Write the records below out again exactly as given, with no images.
::: STORED RECORDS
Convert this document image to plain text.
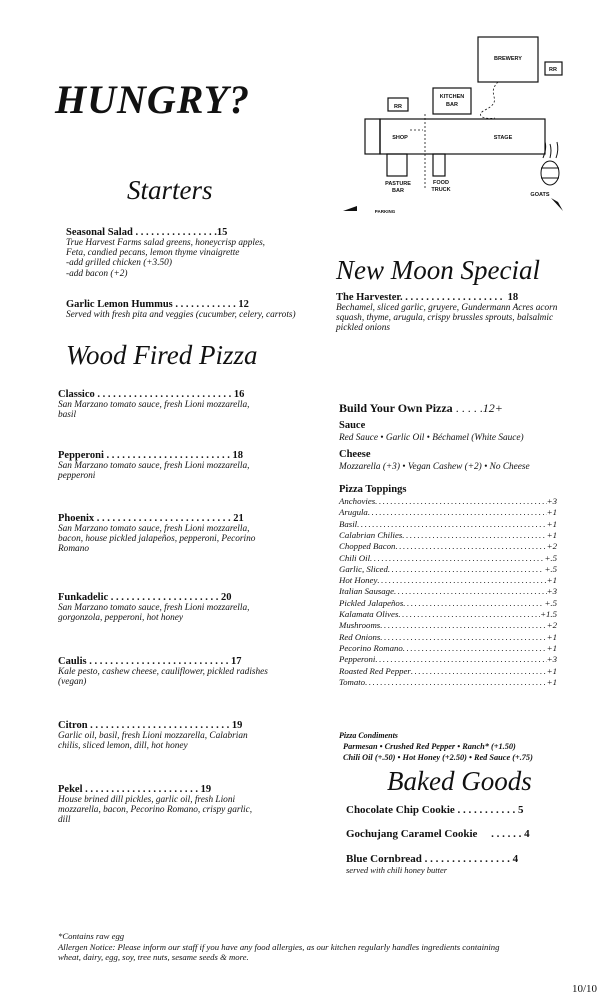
HUNGRY?
BREWERY
RR
RR
KITCHEN
BAR
SHOP	STAGE
PASTURE
BAR
FOOD
TRUCK
PARKING
GOATS
Starters
Seasonal Salad . . . . . . . . . . . . . . . .15
True Harvest Farms salad greens, honeycrisp apples,
Feta, candied pecans, lemon thyme vinaigrette
-add grilled chicken (+3.50)
-add bacon (+2)
Garlic Lemon Hummus . . . . . . . . . . . . 12
Served with fresh pita and veggies (cucumber, celery, carrots)
Wood Fired Pizza
Classico . . . . . . . . . . . . . . . . . . . . . . . . . . 16
San Marzano tomato sauce, fresh Lioni mozzarella,
basil
Pepperoni . . . . . . . . . . . . . . . . . . . . . . . . 18
San Marzano tomato sauce, fresh Lioni mozzarella,
pepperoni
Phoenix . . . . . . . . . . . . . . . . . . . . . . . . . . 21
San Marzano tomato sauce, fresh Lioni mozzarella,
bacon, house pickled jalapeños, pepperoni, Pecorino
Romano
Funkadelic . . . . . . . . . . . . . . . . . . . . . 20
San Marzano tomato sauce, fresh Lioni mozzarella,
gorgonzola, pepperoni, hot honey
Caulis . . . . . . . . . . . . . . . . . . . . . . . . . . . 17
Kale pesto, cashew cheese, cauliflower, pickled radishes
(vegan)
Citron . . . . . . . . . . . . . . . . . . . . . . . . . . . 19
Garlic oil, basil, fresh Lioni mozzarella, Calabrian
chilis, sliced lemon, dill, hot honey
Pekel . . . . . . . . . . . . . . . . . . . . . . 19
House brined dill pickles, garlic oil, fresh Lioni
mozzarella, bacon, Pecorino Romano, crispy garlic,
dill
New Moon Special
The Harvester. . . . . . . . . . . . . . . . . . . .  18
Bechamel, sliced garlic, gruyere, Gundermann Acres acorn
squash, thyme, arugula, crispy brussles sprouts, balsalmic
pickled onions
Build Your Own Pizza . . . . .12+
Sauce
Red Sauce • Garlic Oil • Béchamel (White Sauce)
Cheese
Mozzarella (+3) • Vegan Cashew (+2) • No Cheese
Pizza Toppings
Anchovies . . .	+3
Arugula . . .	+1
Basil . . .	+1
Calabrian Chilies . . .	+1
Chopped Bacon . . .	+2
Chili Oil . . .	+.5
Garlic, Sliced . . .	+.5
Hot Honey . . .	+1
Italian Sausage . . .	+3
Pickled Jalapeños . . .	+.5
Kalamata Olives . . .	+1.5
Mushrooms . . .	+2
Red Onions . . .	+1
Pecorino Romano . . .	+1
Pepperoni . . .	+3
Roasted Red Pepper . . .	+1
Tomato . . .	+1
Pizza Condiments
Parmesan • Crushed Red Pepper • Ranch* (+1.50)
Chili Oil (+.50) • Hot Honey (+2.50) • Red Sauce (+.75)
Baked Goods
Chocolate Chip Cookie . . . . . . . . . . . 5
Gochujang Caramel Cookie     . . . . . . 4
Blue Cornbread . . . . . . . . . . . . . . . . 4
served with chili honey butter
*Contains raw egg
Allergen Notice: Please inform our staff if you have any food allergies, as our kitchen regularly handles ingredients containing
wheat, dairy, egg, soy, tree nuts, sesame seeds & more.
10/10
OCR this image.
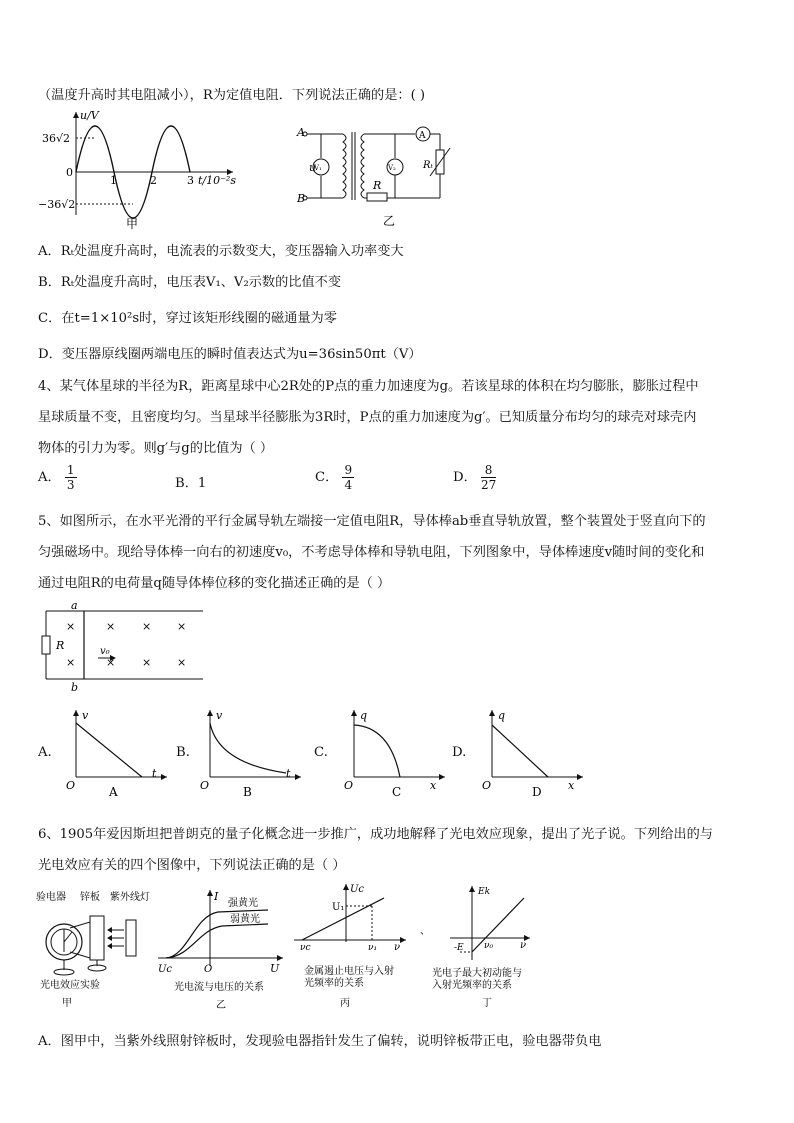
（温度升高时其电阻减小），R为定值电阻．下列说法正确的是：( )
u/V
36√2
−36√2
0
1	2	3 t/10⁻²s
甲
V₁
A
V₂
A
B
u
R
Rₜ
乙
A．Rₜ处温度升高时，电流表的示数变大，变压器输入功率变大
B．Rₜ处温度升高时，电压表V₁、V₂示数的比值不变
C．在t=1×10²s时，穿过该矩形线圈的磁通量为零
D．变压器原线圈两端电压的瞬时值表达式为u=36sin50πt（V）
4、某气体星球的半径为R，距离星球中心2R处的P点的重力加速度为g。若该星球的体积在均匀膨胀，膨胀过程中
星球质量不变，且密度均匀。当星球半径膨胀为3R时，P点的重力加速度为g′。已知质量分布均匀的球壳对球壳内
物体的引力为零。则g′与g的比值为（ ）
A． $\frac{1}{3}$	B．1	C． $\frac{9}{4}$	D． $\frac{8}{27}$
5、如图所示，在水平光滑的平行金属导轨左端接一定值电阻R，导体棒ab垂直导轨放置，整个装置处于竖直向下的
匀强磁场中。现给导体棒一向右的初速度v₀，不考虑导体棒和导轨电阻，下列图象中，导体棒速度v随时间的变化和
通过电阻R的电荷量q随导体棒位移的变化描述正确的是（ ）
a
b
R	v₀
×	× × ×
×	× × ×
A.
v
t
O	A
B.
v
t
O	B
C.
q
x
O	C
D.
q
x
O	D
6、1905年爱因斯坦把普朗克的量子化概念进一步推广，成功地解释了光电效应现象，提出了光子说。下列给出的与
光电效应有关的四个图像中，下列说法正确的是（ ）
验电器 锌板 紫外线灯
光电效应实验
甲
I
强黄光
弱黄光
Uc	O	U
光电流与电压的关系
乙
Uc
U₁
νc	ν₁ ν
金属遏止电压与入射
光频率的关系
丙
、
Ek
-E ν₀	ν
光电子最大初动能与
入射光频率的关系
丁
A．图甲中，当紫外线照射锌板时，发现验电器指针发生了偏转，说明锌板带正电，验电器带负电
::::::
RIGHT ANSWER:
Convert this document image to plain text.
HUNGRY?
BREWERY
RR
RR
KITCHEN
BAR
SHOP	STAGE
PASTURE
BAR
FOOD
TRUCK
PARKING
GOATS
Starters
Seasonal Salad . . . . . . . . . . . . . . . .15
True Harvest Farms salad greens, honeycrisp apples,
Feta, candied pecans, lemon thyme vinaigrette
-add grilled chicken (+3.50)
-add bacon (+2)
Garlic Lemon Hummus . . . . . . . . . . . . 12
Served with fresh pita and veggies (cucumber, celery, carrots)
Wood Fired Pizza
Classico . . . . . . . . . . . . . . . . . . . . . . . . . . 16
San Marzano tomato sauce, fresh Lioni mozzarella,
basil
Pepperoni . . . . . . . . . . . . . . . . . . . . . . . . 18
San Marzano tomato sauce, fresh Lioni mozzarella,
pepperoni
Phoenix . . . . . . . . . . . . . . . . . . . . . . . . . . 21
San Marzano tomato sauce, fresh Lioni mozzarella,
bacon, house pickled jalapeños, pepperoni, Pecorino
Romano
Funkadelic . . . . . . . . . . . . . . . . . . . . . 20
San Marzano tomato sauce, fresh Lioni mozzarella,
gorgonzola, pepperoni, hot honey
Caulis . . . . . . . . . . . . . . . . . . . . . . . . . . . 17
Kale pesto, cashew cheese, cauliflower, pickled radishes
(vegan)
Citron . . . . . . . . . . . . . . . . . . . . . . . . . . . 19
Garlic oil, basil, fresh Lioni mozzarella, Calabrian
chilis, sliced lemon, dill, hot honey
Pekel . . . . . . . . . . . . . . . . . . . . . . 19
House brined dill pickles, garlic oil, fresh Lioni
mozzarella, bacon, Pecorino Romano, crispy garlic,
dill
New Moon Special
The Harvester. . . . . . . . . . . . . . . . . . . .  18
Bechamel, sliced garlic, gruyere, Gundermann Acres acorn
squash, thyme, arugula, crispy brussles sprouts, balsalmic
pickled onions
Build Your Own Pizza . . . . .12+
Sauce
Red Sauce • Garlic Oil • Béchamel (White Sauce)
Cheese
Mozzarella (+3) • Vegan Cashew (+2) • No Cheese
Pizza Toppings
Anchovies . . .	+3
Arugula . . .	+1
Basil . . .	+1
Calabrian Chilies . . .	+1
Chopped Bacon . . .	+2
Chili Oil . . .	+.5
Garlic, Sliced . . .	+.5
Hot Honey . . .	+1
Italian Sausage . . .	+3
Pickled Jalapeños . . .	+.5
Kalamata Olives . . .	+1.5
Mushrooms . . .	+2
Red Onions . . .	+1
Pecorino Romano . . .	+1
Pepperoni . . .	+3
Roasted Red Pepper . . .	+1
Tomato . . .	+1
Pizza Condiments
Parmesan • Crushed Red Pepper • Ranch* (+1.50)
Chili Oil (+.50) • Hot Honey (+2.50) • Red Sauce (+.75)
Baked Goods
Chocolate Chip Cookie . . . . . . . . . . . 5
Gochujang Caramel Cookie     . . . . . . 4
Blue Cornbread . . . . . . . . . . . . . . . . 4
served with chili honey butter
*Contains raw egg
Allergen Notice: Please inform our staff if you have any food allergies, as our kitchen regularly handles ingredients containing
wheat, dairy, egg, soy, tree nuts, sesame seeds & more.
10/10
OCR this image.
（温度升高时其电阻减小），R为定值电阻．下列说法正确的是：( )
u/V
36√2
−36√2
0
1	2	3 t/10⁻²s
甲
V₁
A
V₂
A
B
u
R
Rₜ
乙
A．Rₜ处温度升高时，电流表的示数变大，变压器输入功率变大
B．Rₜ处温度升高时，电压表V₁、V₂示数的比值不变
C．在t=1×10²s时，穿过该矩形线圈的磁通量为零
D．变压器原线圈两端电压的瞬时值表达式为u=36sin50πt（V）
4、某气体星球的半径为R，距离星球中心2R处的P点的重力加速度为g。若该星球的体积在均匀膨胀，膨胀过程中
星球质量不变，且密度均匀。当星球半径膨胀为3R时，P点的重力加速度为g′。已知质量分布均匀的球壳对球壳内
物体的引力为零。则g′与g的比值为（ ）
A． $\frac{1}{3}$	B．1	C． $\frac{9}{4}$	D． $\frac{8}{27}$
5、如图所示，在水平光滑的平行金属导轨左端接一定值电阻R，导体棒ab垂直导轨放置，整个装置处于竖直向下的
匀强磁场中。现给导体棒一向右的初速度v₀，不考虑导体棒和导轨电阻，下列图象中，导体棒速度v随时间的变化和
通过电阻R的电荷量q随导体棒位移的变化描述正确的是（ ）
a
b
R	v₀
×	× × ×
×	× × ×
A.
v
t
O	A
B.
v
t
O	B
C.
q
x
O	C
D.
q
x
O	D
6、1905年爱因斯坦把普朗克的量子化概念进一步推广，成功地解释了光电效应现象，提出了光子说。下列给出的与
光电效应有关的四个图像中，下列说法正确的是（ ）
验电器 锌板 紫外线灯
光电效应实验
甲
I
强黄光
弱黄光
Uc	O	U
光电流与电压的关系
乙
Uc
U₁
νc	ν₁ ν
金属遏止电压与入射
光频率的关系
丙
、
Ek
-E ν₀	ν
光电子最大初动能与
入射光频率的关系
丁
A．图甲中，当紫外线照射锌板时，发现验电器指针发生了偏转，说明锌板带正电，验电器带负电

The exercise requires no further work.